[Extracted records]
_____
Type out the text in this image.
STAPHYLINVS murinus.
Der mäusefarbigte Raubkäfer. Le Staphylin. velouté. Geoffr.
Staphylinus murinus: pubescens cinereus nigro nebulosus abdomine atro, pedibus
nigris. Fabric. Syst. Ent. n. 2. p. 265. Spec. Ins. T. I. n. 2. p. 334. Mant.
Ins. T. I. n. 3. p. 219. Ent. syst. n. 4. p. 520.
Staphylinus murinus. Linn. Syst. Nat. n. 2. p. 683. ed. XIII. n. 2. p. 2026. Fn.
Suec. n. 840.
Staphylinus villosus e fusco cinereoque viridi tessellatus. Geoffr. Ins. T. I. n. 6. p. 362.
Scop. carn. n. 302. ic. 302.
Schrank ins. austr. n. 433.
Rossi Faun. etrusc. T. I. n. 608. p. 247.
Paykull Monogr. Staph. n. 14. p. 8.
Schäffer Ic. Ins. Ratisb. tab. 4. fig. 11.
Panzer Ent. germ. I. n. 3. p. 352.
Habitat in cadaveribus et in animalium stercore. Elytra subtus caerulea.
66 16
_____
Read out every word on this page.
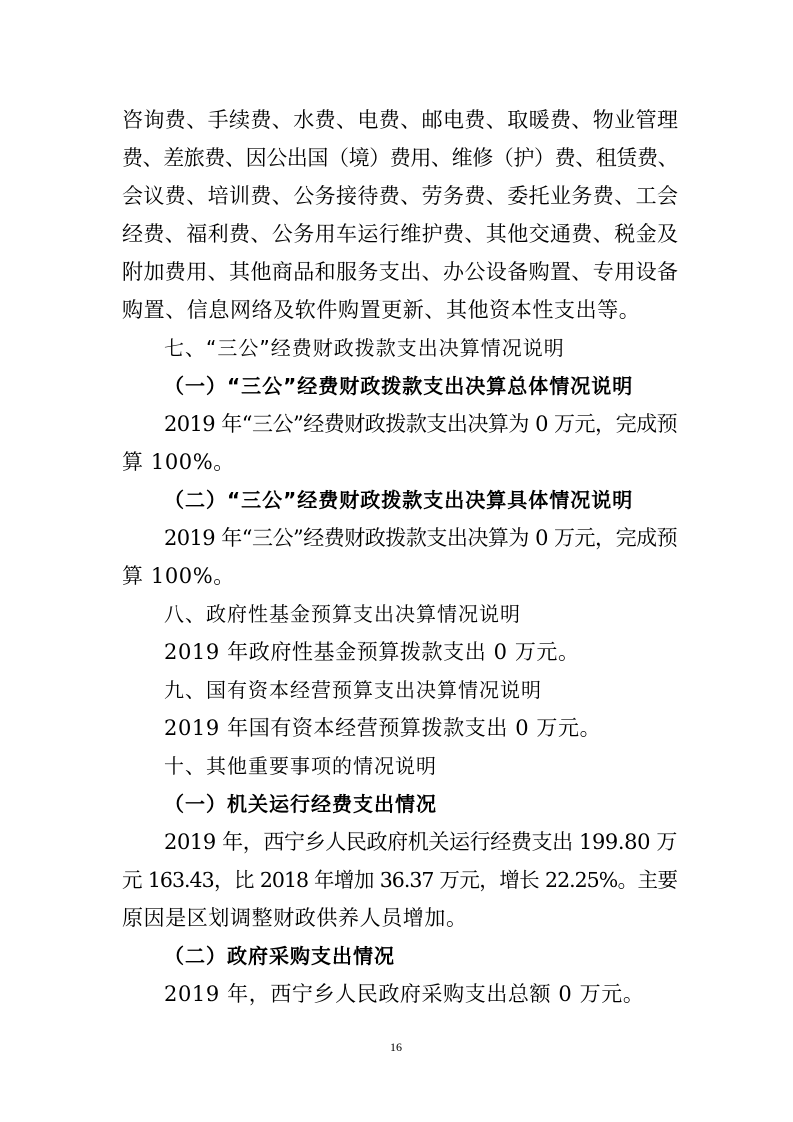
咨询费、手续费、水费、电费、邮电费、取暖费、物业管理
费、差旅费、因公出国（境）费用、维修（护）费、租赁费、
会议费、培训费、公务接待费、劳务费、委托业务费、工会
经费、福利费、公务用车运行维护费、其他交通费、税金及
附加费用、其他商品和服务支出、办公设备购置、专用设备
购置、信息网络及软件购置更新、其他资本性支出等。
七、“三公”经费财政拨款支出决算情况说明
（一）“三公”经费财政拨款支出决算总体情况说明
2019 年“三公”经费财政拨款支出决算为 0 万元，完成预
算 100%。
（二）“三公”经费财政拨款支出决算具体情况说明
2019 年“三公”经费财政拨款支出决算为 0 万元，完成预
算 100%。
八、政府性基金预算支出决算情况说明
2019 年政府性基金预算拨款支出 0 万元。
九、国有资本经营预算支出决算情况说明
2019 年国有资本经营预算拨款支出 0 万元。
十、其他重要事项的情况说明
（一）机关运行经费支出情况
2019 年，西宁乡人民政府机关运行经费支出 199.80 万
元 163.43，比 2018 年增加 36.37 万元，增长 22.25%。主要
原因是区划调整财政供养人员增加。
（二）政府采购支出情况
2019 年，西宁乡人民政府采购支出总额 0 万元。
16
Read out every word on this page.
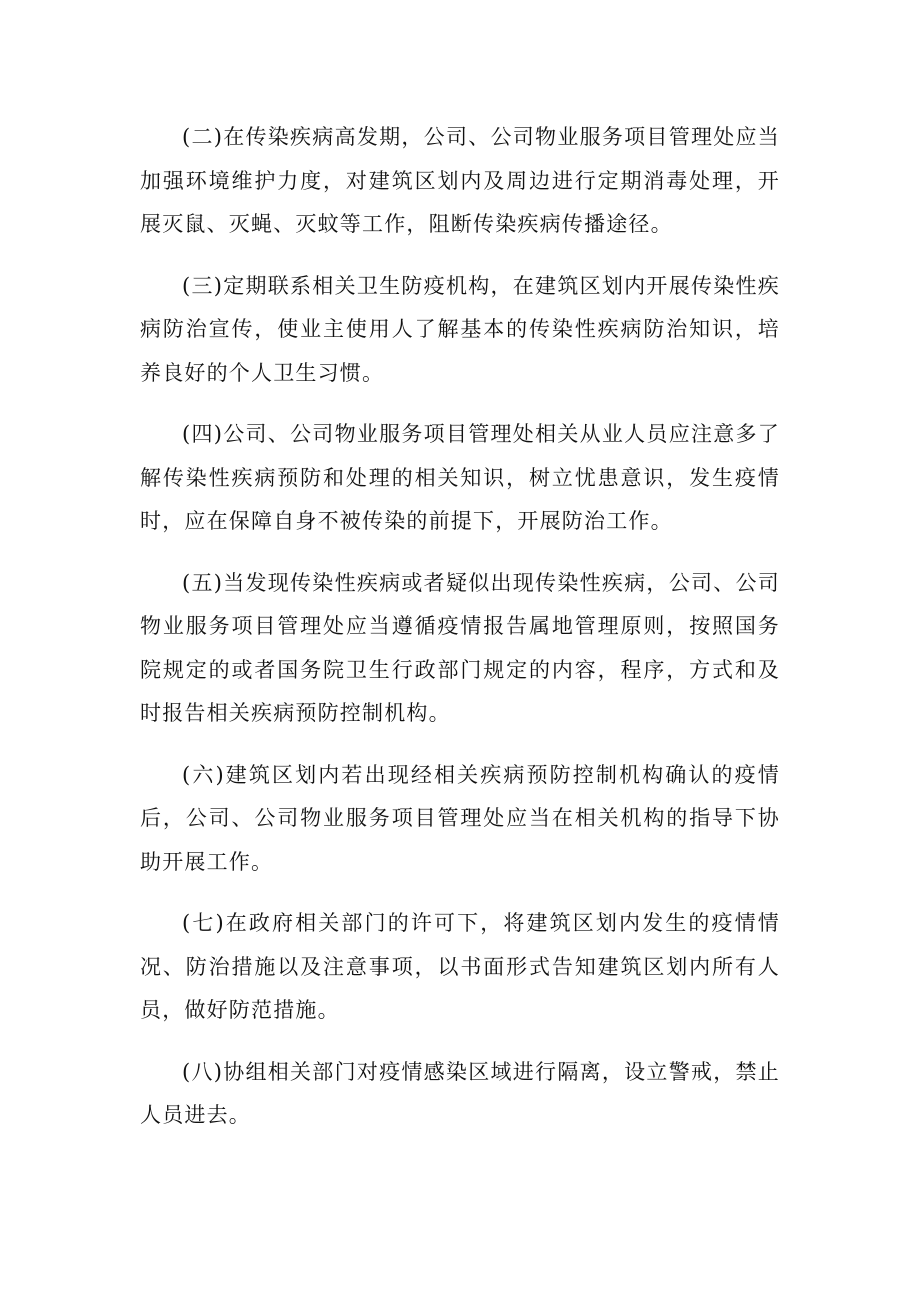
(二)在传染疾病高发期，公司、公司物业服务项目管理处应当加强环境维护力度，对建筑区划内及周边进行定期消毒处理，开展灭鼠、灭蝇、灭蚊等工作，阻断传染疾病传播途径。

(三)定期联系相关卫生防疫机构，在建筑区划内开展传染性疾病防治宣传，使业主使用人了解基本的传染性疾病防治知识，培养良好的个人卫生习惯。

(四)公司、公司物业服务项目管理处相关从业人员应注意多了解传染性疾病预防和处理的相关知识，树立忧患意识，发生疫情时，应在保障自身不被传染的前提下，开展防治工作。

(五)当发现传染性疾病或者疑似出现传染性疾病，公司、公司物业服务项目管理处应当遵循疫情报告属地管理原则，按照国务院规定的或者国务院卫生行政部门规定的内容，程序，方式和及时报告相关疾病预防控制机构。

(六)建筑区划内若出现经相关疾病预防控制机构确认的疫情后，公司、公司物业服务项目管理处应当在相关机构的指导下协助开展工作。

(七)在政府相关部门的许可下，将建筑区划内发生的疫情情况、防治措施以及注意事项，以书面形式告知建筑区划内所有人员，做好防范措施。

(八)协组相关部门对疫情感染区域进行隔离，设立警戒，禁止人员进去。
_____
## EXERCISE GOAL
Search the data for "Staphylinus". Copy every matching line.

## CORRECT OUTPUT
Staphylinus murinus: pubescens cinereus nigro nebulosus abdomine atro, pedibus
Staphylinus murinus. Linn. Syst. Nat. n. 2. p. 683. ed. XIII. n. 2. p. 2026. Fn.
Staphylinus villosus e fusco cinereoque viridi tessellatus. Geoffr. Ins. T. I. n. 6. p. 362.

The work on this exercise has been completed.